Stated exercise: Copy the data below word for word, without changing anything.

Recorded information:
******************************

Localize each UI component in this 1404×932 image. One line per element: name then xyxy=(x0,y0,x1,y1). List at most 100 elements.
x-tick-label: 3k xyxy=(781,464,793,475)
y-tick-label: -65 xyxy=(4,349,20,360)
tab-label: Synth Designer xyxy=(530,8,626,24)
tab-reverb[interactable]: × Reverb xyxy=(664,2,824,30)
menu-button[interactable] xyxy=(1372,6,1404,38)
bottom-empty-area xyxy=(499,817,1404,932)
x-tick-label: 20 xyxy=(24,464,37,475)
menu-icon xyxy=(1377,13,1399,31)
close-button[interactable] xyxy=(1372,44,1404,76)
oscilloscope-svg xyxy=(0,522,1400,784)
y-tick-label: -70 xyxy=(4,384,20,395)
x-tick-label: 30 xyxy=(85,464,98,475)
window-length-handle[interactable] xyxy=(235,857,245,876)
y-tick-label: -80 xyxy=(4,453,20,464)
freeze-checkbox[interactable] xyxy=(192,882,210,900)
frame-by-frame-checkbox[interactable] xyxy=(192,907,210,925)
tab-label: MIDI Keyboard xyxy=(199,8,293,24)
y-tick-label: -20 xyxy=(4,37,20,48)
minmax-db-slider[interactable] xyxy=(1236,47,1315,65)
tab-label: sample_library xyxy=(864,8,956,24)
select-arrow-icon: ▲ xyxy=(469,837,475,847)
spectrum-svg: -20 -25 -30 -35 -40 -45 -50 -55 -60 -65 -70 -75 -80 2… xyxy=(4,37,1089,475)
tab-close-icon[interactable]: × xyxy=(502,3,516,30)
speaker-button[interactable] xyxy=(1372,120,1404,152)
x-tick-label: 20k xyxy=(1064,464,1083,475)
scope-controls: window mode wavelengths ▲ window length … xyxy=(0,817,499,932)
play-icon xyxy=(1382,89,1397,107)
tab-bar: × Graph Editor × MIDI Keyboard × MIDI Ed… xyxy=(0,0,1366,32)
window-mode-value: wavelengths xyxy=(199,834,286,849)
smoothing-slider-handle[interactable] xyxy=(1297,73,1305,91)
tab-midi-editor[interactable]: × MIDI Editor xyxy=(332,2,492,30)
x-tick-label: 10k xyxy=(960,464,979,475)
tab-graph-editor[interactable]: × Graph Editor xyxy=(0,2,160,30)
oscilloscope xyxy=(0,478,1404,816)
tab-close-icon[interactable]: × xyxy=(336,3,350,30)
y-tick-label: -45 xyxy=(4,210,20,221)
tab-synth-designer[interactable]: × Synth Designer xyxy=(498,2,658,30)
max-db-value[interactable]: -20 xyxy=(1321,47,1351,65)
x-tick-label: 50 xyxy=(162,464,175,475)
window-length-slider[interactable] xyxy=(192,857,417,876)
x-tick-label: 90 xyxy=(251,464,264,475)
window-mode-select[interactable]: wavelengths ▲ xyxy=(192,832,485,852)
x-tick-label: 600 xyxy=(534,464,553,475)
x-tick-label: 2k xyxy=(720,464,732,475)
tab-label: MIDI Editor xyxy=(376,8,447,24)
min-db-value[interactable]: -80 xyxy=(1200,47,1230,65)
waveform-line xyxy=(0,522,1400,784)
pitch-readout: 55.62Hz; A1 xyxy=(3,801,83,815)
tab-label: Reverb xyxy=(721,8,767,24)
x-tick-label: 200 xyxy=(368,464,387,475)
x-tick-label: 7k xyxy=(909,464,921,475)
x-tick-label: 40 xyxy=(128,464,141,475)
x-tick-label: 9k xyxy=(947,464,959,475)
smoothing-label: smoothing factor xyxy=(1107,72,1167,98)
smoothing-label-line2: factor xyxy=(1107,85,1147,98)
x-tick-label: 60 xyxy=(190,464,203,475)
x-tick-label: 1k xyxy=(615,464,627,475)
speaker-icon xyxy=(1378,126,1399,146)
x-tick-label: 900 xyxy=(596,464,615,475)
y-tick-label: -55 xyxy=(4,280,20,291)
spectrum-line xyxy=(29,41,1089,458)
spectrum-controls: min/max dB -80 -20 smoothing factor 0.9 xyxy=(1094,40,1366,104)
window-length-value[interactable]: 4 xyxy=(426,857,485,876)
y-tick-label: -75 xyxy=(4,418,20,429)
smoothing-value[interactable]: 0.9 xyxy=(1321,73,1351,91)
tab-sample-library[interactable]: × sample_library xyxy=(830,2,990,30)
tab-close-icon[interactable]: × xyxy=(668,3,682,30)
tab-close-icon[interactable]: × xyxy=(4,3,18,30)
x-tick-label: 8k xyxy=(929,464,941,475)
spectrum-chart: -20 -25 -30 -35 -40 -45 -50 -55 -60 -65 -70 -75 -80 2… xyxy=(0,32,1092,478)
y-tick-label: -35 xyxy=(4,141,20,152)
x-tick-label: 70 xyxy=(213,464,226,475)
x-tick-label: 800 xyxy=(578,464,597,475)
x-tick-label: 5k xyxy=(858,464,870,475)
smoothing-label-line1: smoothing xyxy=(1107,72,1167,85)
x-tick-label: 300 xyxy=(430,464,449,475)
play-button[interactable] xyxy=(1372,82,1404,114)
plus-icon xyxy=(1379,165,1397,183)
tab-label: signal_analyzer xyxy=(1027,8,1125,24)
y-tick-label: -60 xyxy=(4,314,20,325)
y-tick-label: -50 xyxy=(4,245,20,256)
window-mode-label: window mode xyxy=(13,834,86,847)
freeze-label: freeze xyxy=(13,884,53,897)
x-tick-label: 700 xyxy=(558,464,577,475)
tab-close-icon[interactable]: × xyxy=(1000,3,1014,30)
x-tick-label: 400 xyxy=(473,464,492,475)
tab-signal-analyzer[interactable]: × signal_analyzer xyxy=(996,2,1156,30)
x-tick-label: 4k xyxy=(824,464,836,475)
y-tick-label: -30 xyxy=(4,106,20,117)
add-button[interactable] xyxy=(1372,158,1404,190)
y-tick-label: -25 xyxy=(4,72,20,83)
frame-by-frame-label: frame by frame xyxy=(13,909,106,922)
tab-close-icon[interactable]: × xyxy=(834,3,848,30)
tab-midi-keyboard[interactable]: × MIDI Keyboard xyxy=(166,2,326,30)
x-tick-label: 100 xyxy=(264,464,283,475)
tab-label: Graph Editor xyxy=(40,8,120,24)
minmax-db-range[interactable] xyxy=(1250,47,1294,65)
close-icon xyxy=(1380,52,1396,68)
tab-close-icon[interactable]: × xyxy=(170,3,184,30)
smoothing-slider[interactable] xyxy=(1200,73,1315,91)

******************************

Full response:
Localize each UI component in this 1404×932 image. One line per element: name then xyxy=(x0,y0,x1,y1). List at most 100 elements.
x-tick-label: 3k xyxy=(781,464,793,475)
y-tick-label: -65 xyxy=(4,349,20,360)
tab-label: Synth Designer xyxy=(530,8,626,24)
tab-reverb[interactable]: × Reverb xyxy=(664,2,824,30)
menu-button[interactable] xyxy=(1372,6,1404,38)
bottom-empty-area xyxy=(499,817,1404,932)
x-tick-label: 20 xyxy=(24,464,37,475)
menu-icon xyxy=(1377,13,1399,31)
close-button[interactable] xyxy=(1372,44,1404,76)
oscilloscope-svg xyxy=(0,522,1400,784)
y-tick-label: -70 xyxy=(4,384,20,395)
x-tick-label: 30 xyxy=(85,464,98,475)
window-length-handle[interactable] xyxy=(235,857,245,876)
y-tick-label: -80 xyxy=(4,453,20,464)
freeze-checkbox[interactable] xyxy=(192,882,210,900)
frame-by-frame-checkbox[interactable] xyxy=(192,907,210,925)
tab-label: MIDI Keyboard xyxy=(199,8,293,24)
y-tick-label: -20 xyxy=(4,37,20,48)
minmax-db-slider[interactable] xyxy=(1236,47,1315,65)
tab-label: sample_library xyxy=(864,8,956,24)
select-arrow-icon: ▲ xyxy=(469,837,475,847)
spectrum-svg: -20 -25 -30 -35 -40 -45 -50 -55 -60 -65 -70 -75 -80 2… xyxy=(4,37,1089,475)
tab-close-icon[interactable]: × xyxy=(502,3,516,30)
speaker-button[interactable] xyxy=(1372,120,1404,152)
x-tick-label: 20k xyxy=(1064,464,1083,475)
scope-controls: window mode wavelengths ▲ window length … xyxy=(0,817,499,932)
play-icon xyxy=(1382,89,1397,107)
tab-bar: × Graph Editor × MIDI Keyboard × MIDI Ed… xyxy=(0,0,1366,32)
window-mode-value: wavelengths xyxy=(199,834,286,849)
smoothing-slider-handle[interactable] xyxy=(1297,73,1305,91)
tab-midi-editor[interactable]: × MIDI Editor xyxy=(332,2,492,30)
x-tick-label: 10k xyxy=(960,464,979,475)
tab-graph-editor[interactable]: × Graph Editor xyxy=(0,2,160,30)
oscilloscope xyxy=(0,478,1404,816)
tab-close-icon[interactable]: × xyxy=(336,3,350,30)
y-tick-label: -45 xyxy=(4,210,20,221)
tab-synth-designer[interactable]: × Synth Designer xyxy=(498,2,658,30)
max-db-value[interactable]: -20 xyxy=(1321,47,1351,65)
x-tick-label: 50 xyxy=(162,464,175,475)
window-length-slider[interactable] xyxy=(192,857,417,876)
x-tick-label: 90 xyxy=(251,464,264,475)
window-mode-select[interactable]: wavelengths ▲ xyxy=(192,832,485,852)
x-tick-label: 600 xyxy=(534,464,553,475)
x-tick-label: 2k xyxy=(720,464,732,475)
tab-label: MIDI Editor xyxy=(376,8,447,24)
min-db-value[interactable]: -80 xyxy=(1200,47,1230,65)
waveform-line xyxy=(0,522,1400,784)
pitch-readout: 55.62Hz; A1 xyxy=(3,801,83,815)
tab-label: Reverb xyxy=(721,8,767,24)
x-tick-label: 200 xyxy=(368,464,387,475)
x-tick-label: 7k xyxy=(909,464,921,475)
x-tick-label: 40 xyxy=(128,464,141,475)
x-tick-label: 9k xyxy=(947,464,959,475)
smoothing-label: smoothing factor xyxy=(1107,72,1167,98)
smoothing-label-line2: factor xyxy=(1107,85,1147,98)
x-tick-label: 60 xyxy=(190,464,203,475)
x-tick-label: 1k xyxy=(615,464,627,475)
speaker-icon xyxy=(1378,126,1399,146)
x-tick-label: 900 xyxy=(596,464,615,475)
y-tick-label: -55 xyxy=(4,280,20,291)
spectrum-line xyxy=(29,41,1089,458)
spectrum-controls: min/max dB -80 -20 smoothing factor 0.9 xyxy=(1094,40,1366,104)
window-length-value[interactable]: 4 xyxy=(426,857,485,876)
y-tick-label: -75 xyxy=(4,418,20,429)
smoothing-value[interactable]: 0.9 xyxy=(1321,73,1351,91)
tab-sample-library[interactable]: × sample_library xyxy=(830,2,990,30)
tab-close-icon[interactable]: × xyxy=(668,3,682,30)
tab-close-icon[interactable]: × xyxy=(4,3,18,30)
x-tick-label: 8k xyxy=(929,464,941,475)
spectrum-chart: -20 -25 -30 -35 -40 -45 -50 -55 -60 -65 -70 -75 -80 2… xyxy=(0,32,1092,478)
y-tick-label: -35 xyxy=(4,141,20,152)
x-tick-label: 70 xyxy=(213,464,226,475)
x-tick-label: 800 xyxy=(578,464,597,475)
x-tick-label: 5k xyxy=(858,464,870,475)
smoothing-label-line1: smoothing xyxy=(1107,72,1167,85)
x-tick-label: 300 xyxy=(430,464,449,475)
play-button[interactable] xyxy=(1372,82,1404,114)
plus-icon xyxy=(1379,165,1397,183)
tab-label: signal_analyzer xyxy=(1027,8,1125,24)
y-tick-label: -60 xyxy=(4,314,20,325)
y-tick-label: -50 xyxy=(4,245,20,256)
window-mode-label: window mode xyxy=(13,834,86,847)
freeze-label: freeze xyxy=(13,884,53,897)
x-tick-label: 700 xyxy=(558,464,577,475)
tab-close-icon[interactable]: × xyxy=(1000,3,1014,30)
x-tick-label: 400 xyxy=(473,464,492,475)
tab-signal-analyzer[interactable]: × signal_analyzer xyxy=(996,2,1156,30)
x-tick-label: 4k xyxy=(824,464,836,475)
y-tick-label: -30 xyxy=(4,106,20,117)
add-button[interactable] xyxy=(1372,158,1404,190)
y-tick-label: -25 xyxy=(4,72,20,83)
frame-by-frame-label: frame by frame xyxy=(13,909,106,922)
tab-close-icon[interactable]: × xyxy=(834,3,848,30)
tab-midi-keyboard[interactable]: × MIDI Keyboard xyxy=(166,2,326,30)
x-tick-label: 100 xyxy=(264,464,283,475)
tab-label: Graph Editor xyxy=(40,8,120,24)
minmax-db-range[interactable] xyxy=(1250,47,1294,65)
close-icon xyxy=(1380,52,1396,68)
tab-close-icon[interactable]: × xyxy=(170,3,184,30)
smoothing-slider[interactable] xyxy=(1200,73,1315,91)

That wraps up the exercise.